| YOUR TASK |
Copy the data word for word. Begin at the first line and stop after the line that contains "annotation-label-c: (c) 100", including both of those lines.

| DATA FOR THIS EXERCISE |
--- begin ---

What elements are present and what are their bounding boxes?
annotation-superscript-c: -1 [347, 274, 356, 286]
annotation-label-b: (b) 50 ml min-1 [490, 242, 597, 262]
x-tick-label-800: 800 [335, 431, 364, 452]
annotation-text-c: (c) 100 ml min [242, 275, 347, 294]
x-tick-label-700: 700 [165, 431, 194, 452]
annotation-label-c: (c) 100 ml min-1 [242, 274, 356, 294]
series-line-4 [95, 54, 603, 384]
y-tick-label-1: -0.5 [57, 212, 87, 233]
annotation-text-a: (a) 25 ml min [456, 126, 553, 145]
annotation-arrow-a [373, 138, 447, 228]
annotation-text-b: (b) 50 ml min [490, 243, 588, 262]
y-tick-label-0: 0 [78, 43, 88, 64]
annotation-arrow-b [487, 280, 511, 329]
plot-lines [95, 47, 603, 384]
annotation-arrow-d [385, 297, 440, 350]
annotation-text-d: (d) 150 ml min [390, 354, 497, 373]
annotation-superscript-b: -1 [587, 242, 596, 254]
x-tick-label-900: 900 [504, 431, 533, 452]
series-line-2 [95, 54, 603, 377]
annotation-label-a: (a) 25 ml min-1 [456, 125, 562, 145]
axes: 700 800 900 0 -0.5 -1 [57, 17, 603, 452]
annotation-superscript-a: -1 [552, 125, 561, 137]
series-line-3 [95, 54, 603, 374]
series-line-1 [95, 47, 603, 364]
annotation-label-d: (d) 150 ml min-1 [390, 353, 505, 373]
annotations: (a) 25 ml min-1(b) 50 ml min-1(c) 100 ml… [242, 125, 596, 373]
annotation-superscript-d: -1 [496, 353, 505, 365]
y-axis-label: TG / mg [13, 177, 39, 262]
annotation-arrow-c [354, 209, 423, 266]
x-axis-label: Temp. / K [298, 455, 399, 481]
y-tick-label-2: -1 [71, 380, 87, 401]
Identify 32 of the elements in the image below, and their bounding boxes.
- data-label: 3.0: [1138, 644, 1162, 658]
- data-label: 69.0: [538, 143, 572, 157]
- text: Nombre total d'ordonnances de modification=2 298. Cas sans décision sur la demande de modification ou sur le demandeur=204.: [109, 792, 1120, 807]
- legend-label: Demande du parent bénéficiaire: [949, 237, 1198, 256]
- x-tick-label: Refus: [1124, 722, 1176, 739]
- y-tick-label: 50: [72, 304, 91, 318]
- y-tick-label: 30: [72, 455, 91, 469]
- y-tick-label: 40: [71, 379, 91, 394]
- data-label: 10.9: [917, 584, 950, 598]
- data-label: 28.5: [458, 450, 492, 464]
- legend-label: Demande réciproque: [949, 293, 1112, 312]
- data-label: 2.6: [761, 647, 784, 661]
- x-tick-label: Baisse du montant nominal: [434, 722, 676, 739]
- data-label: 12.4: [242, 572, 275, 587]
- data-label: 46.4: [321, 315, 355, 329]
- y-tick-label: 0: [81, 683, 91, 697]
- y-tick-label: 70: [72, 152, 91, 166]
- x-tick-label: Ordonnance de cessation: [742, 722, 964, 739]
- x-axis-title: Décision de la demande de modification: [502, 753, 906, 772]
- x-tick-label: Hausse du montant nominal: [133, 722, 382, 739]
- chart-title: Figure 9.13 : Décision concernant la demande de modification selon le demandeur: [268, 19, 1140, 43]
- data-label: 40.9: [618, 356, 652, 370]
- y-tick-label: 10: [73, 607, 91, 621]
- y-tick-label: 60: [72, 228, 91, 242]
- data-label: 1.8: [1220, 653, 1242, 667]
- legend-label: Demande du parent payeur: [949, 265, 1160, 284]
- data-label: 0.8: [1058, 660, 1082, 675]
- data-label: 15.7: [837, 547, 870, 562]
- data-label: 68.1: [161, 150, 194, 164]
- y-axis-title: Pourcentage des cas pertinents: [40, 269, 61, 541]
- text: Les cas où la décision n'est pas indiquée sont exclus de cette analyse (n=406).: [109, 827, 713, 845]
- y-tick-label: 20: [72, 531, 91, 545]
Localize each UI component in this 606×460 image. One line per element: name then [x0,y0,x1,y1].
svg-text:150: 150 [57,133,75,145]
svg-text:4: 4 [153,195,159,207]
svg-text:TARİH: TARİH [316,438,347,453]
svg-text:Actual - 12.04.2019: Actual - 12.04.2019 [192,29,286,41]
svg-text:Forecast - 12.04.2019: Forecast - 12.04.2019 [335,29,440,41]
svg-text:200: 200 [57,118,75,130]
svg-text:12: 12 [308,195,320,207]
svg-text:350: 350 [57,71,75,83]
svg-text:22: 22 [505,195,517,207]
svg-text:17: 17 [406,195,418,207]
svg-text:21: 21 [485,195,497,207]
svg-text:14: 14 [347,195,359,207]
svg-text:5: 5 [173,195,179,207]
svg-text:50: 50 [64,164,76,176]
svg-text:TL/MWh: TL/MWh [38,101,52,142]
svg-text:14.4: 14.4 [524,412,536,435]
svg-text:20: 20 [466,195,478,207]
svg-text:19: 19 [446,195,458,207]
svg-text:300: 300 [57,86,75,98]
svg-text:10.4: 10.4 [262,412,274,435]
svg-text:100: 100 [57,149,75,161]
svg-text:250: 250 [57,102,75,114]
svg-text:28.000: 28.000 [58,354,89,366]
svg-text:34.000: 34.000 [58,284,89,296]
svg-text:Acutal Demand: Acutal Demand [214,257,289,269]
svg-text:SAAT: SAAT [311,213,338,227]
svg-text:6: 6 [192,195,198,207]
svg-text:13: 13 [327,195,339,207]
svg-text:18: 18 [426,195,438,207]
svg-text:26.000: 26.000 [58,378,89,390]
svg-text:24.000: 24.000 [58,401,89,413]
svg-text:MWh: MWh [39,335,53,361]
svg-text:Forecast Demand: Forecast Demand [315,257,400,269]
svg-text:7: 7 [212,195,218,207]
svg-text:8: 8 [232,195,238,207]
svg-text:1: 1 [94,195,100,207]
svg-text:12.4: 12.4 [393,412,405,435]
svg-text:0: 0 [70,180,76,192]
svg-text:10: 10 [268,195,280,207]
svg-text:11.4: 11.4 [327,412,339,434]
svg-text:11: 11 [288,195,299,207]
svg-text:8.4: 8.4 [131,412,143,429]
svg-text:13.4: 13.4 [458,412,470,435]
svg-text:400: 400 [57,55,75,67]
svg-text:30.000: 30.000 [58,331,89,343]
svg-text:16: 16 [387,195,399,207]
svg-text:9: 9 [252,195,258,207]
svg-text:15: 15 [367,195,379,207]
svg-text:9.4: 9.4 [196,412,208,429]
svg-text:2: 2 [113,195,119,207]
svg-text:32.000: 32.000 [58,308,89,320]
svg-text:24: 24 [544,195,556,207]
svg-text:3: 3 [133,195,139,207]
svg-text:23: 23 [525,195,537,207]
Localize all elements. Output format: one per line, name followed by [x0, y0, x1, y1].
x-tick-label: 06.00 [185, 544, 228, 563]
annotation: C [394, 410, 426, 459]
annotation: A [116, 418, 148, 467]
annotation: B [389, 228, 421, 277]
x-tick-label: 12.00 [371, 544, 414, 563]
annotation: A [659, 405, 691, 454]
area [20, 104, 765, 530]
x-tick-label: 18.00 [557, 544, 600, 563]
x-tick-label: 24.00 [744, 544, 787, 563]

--- end ---

| FINISHED EXERCISE |
What elements are present and what are their bounding boxes?
annotation-superscript-c: -1 [347, 274, 356, 286]
annotation-label-b: (b) 50 ml min-1 [490, 242, 597, 262]
x-tick-label-800: 800 [335, 431, 364, 452]
annotation-text-c: (c) 100 ml min [242, 275, 347, 294]
x-tick-label-700: 700 [165, 431, 194, 452]
annotation-label-c: (c) 100 ml min-1 [242, 274, 356, 294]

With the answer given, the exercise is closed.